- Task prompt -
Look for "Ecommerce" in each line of the entries, and return the matching lines.

- Data for this task -
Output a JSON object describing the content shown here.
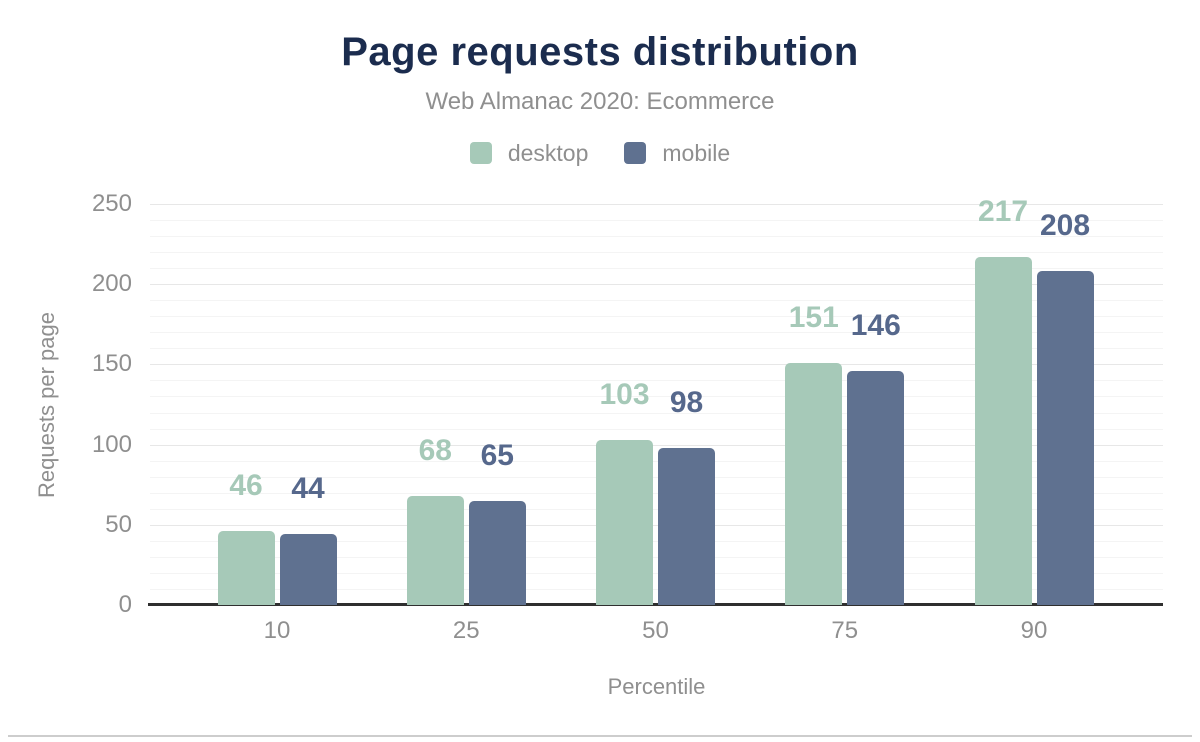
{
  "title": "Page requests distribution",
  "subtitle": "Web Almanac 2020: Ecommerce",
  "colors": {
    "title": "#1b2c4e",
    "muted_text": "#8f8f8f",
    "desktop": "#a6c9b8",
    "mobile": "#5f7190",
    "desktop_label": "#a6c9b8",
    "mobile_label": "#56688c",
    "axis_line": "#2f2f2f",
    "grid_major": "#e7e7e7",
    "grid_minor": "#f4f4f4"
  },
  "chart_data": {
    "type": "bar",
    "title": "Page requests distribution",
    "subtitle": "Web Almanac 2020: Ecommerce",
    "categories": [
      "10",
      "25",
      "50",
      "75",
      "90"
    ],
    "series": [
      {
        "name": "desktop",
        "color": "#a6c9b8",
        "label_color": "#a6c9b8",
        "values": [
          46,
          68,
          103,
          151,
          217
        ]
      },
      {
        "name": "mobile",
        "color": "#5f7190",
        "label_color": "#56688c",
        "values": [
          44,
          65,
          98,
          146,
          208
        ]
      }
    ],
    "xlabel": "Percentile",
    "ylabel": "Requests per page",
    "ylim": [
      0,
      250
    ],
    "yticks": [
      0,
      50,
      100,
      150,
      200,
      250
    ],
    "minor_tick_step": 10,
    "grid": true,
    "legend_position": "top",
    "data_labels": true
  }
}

- Response -
  "subtitle": "Web Almanac 2020: Ecommerce",
    "subtitle": "Web Almanac 2020: Ecommerce",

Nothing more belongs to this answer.